Exercise ▸ Send back all the data below, exactly as given.

-------- Entries supplied

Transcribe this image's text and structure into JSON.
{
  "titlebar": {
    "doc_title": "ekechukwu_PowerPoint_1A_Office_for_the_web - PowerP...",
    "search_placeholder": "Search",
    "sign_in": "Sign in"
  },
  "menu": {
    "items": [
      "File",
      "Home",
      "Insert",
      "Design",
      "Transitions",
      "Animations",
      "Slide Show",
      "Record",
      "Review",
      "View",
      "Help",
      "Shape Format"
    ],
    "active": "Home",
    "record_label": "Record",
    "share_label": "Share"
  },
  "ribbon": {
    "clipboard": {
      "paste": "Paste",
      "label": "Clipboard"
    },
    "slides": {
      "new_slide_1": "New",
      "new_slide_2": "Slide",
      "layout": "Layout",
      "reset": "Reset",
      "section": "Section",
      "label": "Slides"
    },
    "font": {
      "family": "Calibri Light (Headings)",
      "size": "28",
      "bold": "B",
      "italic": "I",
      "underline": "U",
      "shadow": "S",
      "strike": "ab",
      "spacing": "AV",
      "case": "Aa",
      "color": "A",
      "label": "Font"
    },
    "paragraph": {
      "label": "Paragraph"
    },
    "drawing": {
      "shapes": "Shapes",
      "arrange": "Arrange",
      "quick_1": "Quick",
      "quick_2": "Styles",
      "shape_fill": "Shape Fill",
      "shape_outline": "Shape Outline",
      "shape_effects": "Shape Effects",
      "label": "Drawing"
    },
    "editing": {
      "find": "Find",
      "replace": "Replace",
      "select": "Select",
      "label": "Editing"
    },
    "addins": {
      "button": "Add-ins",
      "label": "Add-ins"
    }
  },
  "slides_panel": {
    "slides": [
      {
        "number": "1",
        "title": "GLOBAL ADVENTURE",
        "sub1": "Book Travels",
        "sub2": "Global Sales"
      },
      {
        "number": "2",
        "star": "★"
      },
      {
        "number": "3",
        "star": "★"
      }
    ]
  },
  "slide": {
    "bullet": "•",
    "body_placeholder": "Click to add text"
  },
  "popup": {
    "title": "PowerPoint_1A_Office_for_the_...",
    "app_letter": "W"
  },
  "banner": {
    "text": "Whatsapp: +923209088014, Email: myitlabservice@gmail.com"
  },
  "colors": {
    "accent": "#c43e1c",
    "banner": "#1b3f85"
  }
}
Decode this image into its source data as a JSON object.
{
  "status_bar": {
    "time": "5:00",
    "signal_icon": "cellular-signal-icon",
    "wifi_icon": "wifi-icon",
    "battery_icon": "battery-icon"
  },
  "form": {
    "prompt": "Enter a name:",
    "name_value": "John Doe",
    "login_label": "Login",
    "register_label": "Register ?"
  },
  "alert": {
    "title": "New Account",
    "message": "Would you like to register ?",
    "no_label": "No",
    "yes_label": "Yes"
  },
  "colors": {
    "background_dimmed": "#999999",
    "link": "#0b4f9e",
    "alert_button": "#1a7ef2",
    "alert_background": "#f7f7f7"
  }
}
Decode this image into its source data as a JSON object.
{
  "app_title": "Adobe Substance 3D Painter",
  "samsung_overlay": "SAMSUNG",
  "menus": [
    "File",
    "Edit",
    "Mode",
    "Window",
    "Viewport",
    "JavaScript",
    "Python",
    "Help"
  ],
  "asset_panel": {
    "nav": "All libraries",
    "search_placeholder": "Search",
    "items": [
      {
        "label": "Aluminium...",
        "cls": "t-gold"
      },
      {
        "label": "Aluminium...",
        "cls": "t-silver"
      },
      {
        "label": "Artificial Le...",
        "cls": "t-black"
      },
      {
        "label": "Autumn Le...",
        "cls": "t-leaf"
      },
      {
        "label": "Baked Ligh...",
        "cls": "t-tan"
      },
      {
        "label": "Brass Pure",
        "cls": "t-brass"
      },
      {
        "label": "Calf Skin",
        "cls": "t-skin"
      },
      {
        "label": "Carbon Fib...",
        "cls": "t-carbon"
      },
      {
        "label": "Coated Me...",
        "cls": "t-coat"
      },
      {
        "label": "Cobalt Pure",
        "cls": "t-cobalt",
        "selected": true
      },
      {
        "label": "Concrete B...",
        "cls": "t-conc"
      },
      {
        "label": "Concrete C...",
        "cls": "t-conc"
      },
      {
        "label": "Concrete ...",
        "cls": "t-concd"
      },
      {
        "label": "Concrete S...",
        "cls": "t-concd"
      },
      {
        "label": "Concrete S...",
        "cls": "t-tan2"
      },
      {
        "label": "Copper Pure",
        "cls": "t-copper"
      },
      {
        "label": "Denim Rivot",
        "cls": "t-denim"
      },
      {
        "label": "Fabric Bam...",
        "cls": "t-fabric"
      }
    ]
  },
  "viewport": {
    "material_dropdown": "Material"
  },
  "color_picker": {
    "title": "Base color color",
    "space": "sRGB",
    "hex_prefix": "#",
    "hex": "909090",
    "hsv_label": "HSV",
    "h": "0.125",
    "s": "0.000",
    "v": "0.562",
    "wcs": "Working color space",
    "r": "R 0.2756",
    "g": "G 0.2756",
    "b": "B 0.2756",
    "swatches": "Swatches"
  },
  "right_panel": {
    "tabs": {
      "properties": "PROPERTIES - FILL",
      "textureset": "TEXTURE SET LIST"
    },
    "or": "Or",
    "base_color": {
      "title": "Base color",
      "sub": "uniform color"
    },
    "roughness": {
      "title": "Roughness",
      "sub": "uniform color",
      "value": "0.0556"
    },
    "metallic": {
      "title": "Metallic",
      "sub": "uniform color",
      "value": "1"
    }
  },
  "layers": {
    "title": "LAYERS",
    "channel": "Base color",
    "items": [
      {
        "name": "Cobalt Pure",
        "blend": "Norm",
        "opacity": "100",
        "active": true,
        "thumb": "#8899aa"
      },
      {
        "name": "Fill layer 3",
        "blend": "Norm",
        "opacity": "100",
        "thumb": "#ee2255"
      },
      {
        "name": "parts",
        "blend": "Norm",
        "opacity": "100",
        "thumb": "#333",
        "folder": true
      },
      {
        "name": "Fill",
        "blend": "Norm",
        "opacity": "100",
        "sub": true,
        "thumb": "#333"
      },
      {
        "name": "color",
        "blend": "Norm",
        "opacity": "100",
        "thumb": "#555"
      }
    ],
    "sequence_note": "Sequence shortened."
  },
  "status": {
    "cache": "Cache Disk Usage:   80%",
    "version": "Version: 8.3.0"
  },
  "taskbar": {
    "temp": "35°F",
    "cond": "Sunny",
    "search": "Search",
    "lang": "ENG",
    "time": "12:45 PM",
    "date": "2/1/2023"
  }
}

----------------

Response below ▸
Transcribe this image's text and structure into JSON.
{
  "titlebar": {
    "doc_title": "ekechukwu_PowerPoint_1A_Office_for_the_web - PowerP...",
    "search_placeholder": "Search",
    "sign_in": "Sign in"
  },
  "menu": {
    "items": [
      "File",
      "Home",
      "Insert",
      "Design",
      "Transitions",
      "Animations",
      "Slide Show",
      "Record",
      "Review",
      "View",
      "Help",
      "Shape Format"
    ],
    "active": "Home",
    "record_label": "Record",
    "share_label": "Share"
  },
  "ribbon": {
    "clipboard": {
      "paste": "Paste",
      "label": "Clipboard"
    },
    "slides": {
      "new_slide_1": "New",
      "new_slide_2": "Slide",
      "layout": "Layout",
      "reset": "Reset",
      "section": "Section",
      "label": "Slides"
    },
    "font": {
      "family": "Calibri Light (Headings)",
      "size": "28",
      "bold": "B",
      "italic": "I",
      "underline": "U",
      "shadow": "S",
      "strike": "ab",
      "spacing": "AV",
      "case": "Aa",
      "color": "A",
      "label": "Font"
    },
    "paragraph": {
      "label": "Paragraph"
    },
    "drawing": {
      "shapes": "Shapes",
      "arrange": "Arrange",
      "quick_1": "Quick",
      "quick_2": "Styles",
      "shape_fill": "Shape Fill",
      "shape_outline": "Shape Outline",
      "shape_effects": "Shape Effects",
      "label": "Drawing"
    },
    "editing": {
      "find": "Find",
      "replace": "Replace",
      "select": "Select",
      "label": "Editing"
    },
    "addins": {
      "button": "Add-ins",
      "label": "Add-ins"
    }
  },
  "slides_panel": {
    "slides": [
      {
        "number": "1",
        "title": "GLOBAL ADVENTURE",
        "sub1": "Book Travels",
        "sub2": "Global Sales"
      },
      {
        "number": "2",
        "star": "★"
      },
      {
        "number": "3",
        "star": "★"
      }
    ]
  },
  "slide": {
    "bullet": "•",
    "body_placeholder": "Click to add text"
  },
  "popup": {
    "title": "PowerPoint_1A_Office_for_the_...",
    "app_letter": "W"
  },
  "banner": {
    "text": "Whatsapp: +923209088014, Email: myitlabservice@gmail.com"
  },
  "colors": {
    "accent": "#c43e1c",
    "banner": "#1b3f85"
  }
}
Decode this image into its source data as a JSON object.
{
  "status_bar": {
    "time": "5:00",
    "signal_icon": "cellular-signal-icon",
    "wifi_icon": "wifi-icon",
    "battery_icon": "battery-icon"
  },
  "form": {
    "prompt": "Enter a name:",
    "name_value": "John Doe",
    "login_label": "Login",
    "register_label": "Register ?"
  },
  "alert": {
    "title": "New Account",
    "message": "Would you like to register ?",
    "no_label": "No",
    "yes_label": "Yes"
  },
  "colors": {
    "background_dimmed": "#999999",
    "link": "#0b4f9e",
    "alert_button": "#1a7ef2",
    "alert_background": "#f7f7f7"
  }
}
Decode this image into its source data as a JSON object.
{
  "app_title": "Adobe Substance 3D Painter",
  "samsung_overlay": "SAMSUNG",
  "menus": [
    "File",
    "Edit",
    "Mode",
    "Window",
    "Viewport",
    "JavaScript",
    "Python",
    "Help"
  ],
  "asset_panel": {
    "nav": "All libraries",
    "search_placeholder": "Search",
    "items": [
      {
        "label": "Aluminium...",
        "cls": "t-gold"
      },
      {
        "label": "Aluminium...",
        "cls": "t-silver"
      },
      {
        "label": "Artificial Le...",
        "cls": "t-black"
      },
      {
        "label": "Autumn Le...",
        "cls": "t-leaf"
      },
      {
        "label": "Baked Ligh...",
        "cls": "t-tan"
      },
      {
        "label": "Brass Pure",
        "cls": "t-brass"
      },
      {
        "label": "Calf Skin",
        "cls": "t-skin"
      },
      {
        "label": "Carbon Fib...",
        "cls": "t-carbon"
      },
      {
        "label": "Coated Me...",
        "cls": "t-coat"
      },
      {
        "label": "Cobalt Pure",
        "cls": "t-cobalt",
        "selected": true
      },
      {
        "label": "Concrete B...",
        "cls": "t-conc"
      },
      {
        "label": "Concrete C...",
        "cls": "t-conc"
      },
      {
        "label": "Concrete ...",
        "cls": "t-concd"
      },
      {
        "label": "Concrete S...",
        "cls": "t-concd"
      },
      {
        "label": "Concrete S...",
        "cls": "t-tan2"
      },
      {
        "label": "Copper Pure",
        "cls": "t-copper"
      },
      {
        "label": "Denim Rivot",
        "cls": "t-denim"
      },
      {
        "label": "Fabric Bam...",
        "cls": "t-fabric"
      }
    ]
  },
  "viewport": {
    "material_dropdown": "Material"
  },
  "color_picker": {
    "title": "Base color color",
    "space": "sRGB",
    "hex_prefix": "#",
    "hex": "909090",
    "hsv_label": "HSV",
    "h": "0.125",
    "s": "0.000",
    "v": "0.562",
    "wcs": "Working color space",
    "r": "R 0.2756",
    "g": "G 0.2756",
    "b": "B 0.2756",
    "swatches": "Swatches"
  },
  "right_panel": {
    "tabs": {
      "properties": "PROPERTIES - FILL",
      "textureset": "TEXTURE SET LIST"
    },
    "or": "Or",
    "base_color": {
      "title": "Base color",
      "sub": "uniform color"
    },
    "roughness": {
      "title": "Roughness",
      "sub": "uniform color",
      "value": "0.0556"
    },
    "metallic": {
      "title": "Metallic",
      "sub": "uniform color",
      "value": "1"
    }
  },
  "layers": {
    "title": "LAYERS",
    "channel": "Base color",
    "items": [
      {
        "name": "Cobalt Pure",
        "blend": "Norm",
        "opacity": "100",
        "active": true,
        "thumb": "#8899aa"
      },
      {
        "name": "Fill layer 3",
        "blend": "Norm",
        "opacity": "100",
        "thumb": "#ee2255"
      },
      {
        "name": "parts",
        "blend": "Norm",
        "opacity": "100",
        "thumb": "#333",
        "folder": true
      },
      {
        "name": "Fill",
        "blend": "Norm",
        "opacity": "100",
        "sub": true,
        "thumb": "#333"
      },
      {
        "name": "color",
        "blend": "Norm",
        "opacity": "100",
        "thumb": "#555"
      }
    ],
    "sequence_note": "Sequence shortened."
  },
  "status": {
    "cache": "Cache Disk Usage:   80%",
    "version": "Version: 8.3.0"
  },
  "taskbar": {
    "temp": "35°F",
    "cond": "Sunny",
    "search": "Search",
    "lang": "ENG",
    "time": "12:45 PM",
    "date": "2/1/2023"
  }
}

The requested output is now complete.